### WHAT TO WORK ON
Repeat, exactly and completely, the entries shown underneath.

### GIVEN DATA

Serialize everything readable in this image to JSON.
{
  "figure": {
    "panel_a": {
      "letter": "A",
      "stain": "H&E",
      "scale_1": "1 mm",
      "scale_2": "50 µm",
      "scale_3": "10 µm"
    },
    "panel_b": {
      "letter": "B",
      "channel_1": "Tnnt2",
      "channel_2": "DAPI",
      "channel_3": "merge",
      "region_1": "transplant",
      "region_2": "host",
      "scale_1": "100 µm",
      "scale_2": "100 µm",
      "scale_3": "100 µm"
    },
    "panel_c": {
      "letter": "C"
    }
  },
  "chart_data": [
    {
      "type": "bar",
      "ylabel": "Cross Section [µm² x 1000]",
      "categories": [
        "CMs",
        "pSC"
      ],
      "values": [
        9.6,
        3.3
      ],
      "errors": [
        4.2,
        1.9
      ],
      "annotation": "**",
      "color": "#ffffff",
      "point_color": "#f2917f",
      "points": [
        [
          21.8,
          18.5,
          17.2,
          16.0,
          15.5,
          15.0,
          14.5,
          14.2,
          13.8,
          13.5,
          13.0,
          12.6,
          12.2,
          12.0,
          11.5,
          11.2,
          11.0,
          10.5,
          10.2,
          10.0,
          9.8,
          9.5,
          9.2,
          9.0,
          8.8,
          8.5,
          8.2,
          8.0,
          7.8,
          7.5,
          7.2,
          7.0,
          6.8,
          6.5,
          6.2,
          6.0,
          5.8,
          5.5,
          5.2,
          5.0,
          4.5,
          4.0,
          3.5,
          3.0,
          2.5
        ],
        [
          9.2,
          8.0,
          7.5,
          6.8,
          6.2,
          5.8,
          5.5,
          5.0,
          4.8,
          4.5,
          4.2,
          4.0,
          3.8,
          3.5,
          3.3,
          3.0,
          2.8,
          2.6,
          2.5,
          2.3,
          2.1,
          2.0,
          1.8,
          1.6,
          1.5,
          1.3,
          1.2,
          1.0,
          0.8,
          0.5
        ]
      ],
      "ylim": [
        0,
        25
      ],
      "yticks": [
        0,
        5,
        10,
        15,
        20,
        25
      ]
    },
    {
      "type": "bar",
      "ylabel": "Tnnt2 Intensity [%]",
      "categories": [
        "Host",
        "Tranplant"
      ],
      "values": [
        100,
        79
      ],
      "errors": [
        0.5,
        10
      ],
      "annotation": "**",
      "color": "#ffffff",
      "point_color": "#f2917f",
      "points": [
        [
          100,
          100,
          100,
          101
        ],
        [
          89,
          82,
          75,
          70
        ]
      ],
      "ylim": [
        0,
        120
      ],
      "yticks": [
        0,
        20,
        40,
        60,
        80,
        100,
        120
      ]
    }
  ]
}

### EXERCISE RESPONSE
Serialize everything readable in this image to JSON.
{
  "figure": {
    "panel_a": {
      "letter": "A",
      "stain": "H&E",
      "scale_1": "1 mm",
      "scale_2": "50 µm",
      "scale_3": "10 µm"
    },
    "panel_b": {
      "letter": "B",
      "channel_1": "Tnnt2",
      "channel_2": "DAPI",
      "channel_3": "merge",
      "region_1": "transplant",
      "region_2": "host",
      "scale_1": "100 µm",
      "scale_2": "100 µm",
      "scale_3": "100 µm"
    },
    "panel_c": {
      "letter": "C"
    }
  },
  "chart_data": [
    {
      "type": "bar",
      "ylabel": "Cross Section [µm² x 1000]",
      "categories": [
        "CMs",
        "pSC"
      ],
      "values": [
        9.6,
        3.3
      ],
      "errors": [
        4.2,
        1.9
      ],
      "annotation": "**",
      "color": "#ffffff",
      "point_color": "#f2917f",
      "points": [
        [
          21.8,
          18.5,
          17.2,
          16.0,
          15.5,
          15.0,
          14.5,
          14.2,
          13.8,
          13.5,
          13.0,
          12.6,
          12.2,
          12.0,
          11.5,
          11.2,
          11.0,
          10.5,
          10.2,
          10.0,
          9.8,
          9.5,
          9.2,
          9.0,
          8.8,
          8.5,
          8.2,
          8.0,
          7.8,
          7.5,
          7.2,
          7.0,
          6.8,
          6.5,
          6.2,
          6.0,
          5.8,
          5.5,
          5.2,
          5.0,
          4.5,
          4.0,
          3.5,
          3.0,
          2.5
        ],
        [
          9.2,
          8.0,
          7.5,
          6.8,
          6.2,
          5.8,
          5.5,
          5.0,
          4.8,
          4.5,
          4.2,
          4.0,
          3.8,
          3.5,
          3.3,
          3.0,
          2.8,
          2.6,
          2.5,
          2.3,
          2.1,
          2.0,
          1.8,
          1.6,
          1.5,
          1.3,
          1.2,
          1.0,
          0.8,
          0.5
        ]
      ],
      "ylim": [
        0,
        25
      ],
      "yticks": [
        0,
        5,
        10,
        15,
        20,
        25
      ]
    },
    {
      "type": "bar",
      "ylabel": "Tnnt2 Intensity [%]",
      "categories": [
        "Host",
        "Tranplant"
      ],
      "values": [
        100,
        79
      ],
      "errors": [
        0.5,
        10
      ],
      "annotation": "**",
      "color": "#ffffff",
      "point_color": "#f2917f",
      "points": [
        [
          100,
          100,
          100,
          101
        ],
        [
          89,
          82,
          75,
          70
        ]
      ],
      "ylim": [
        0,
        120
      ],
      "yticks": [
        0,
        20,
        40,
        60,
        80,
        100,
        120
      ]
    }
  ]
}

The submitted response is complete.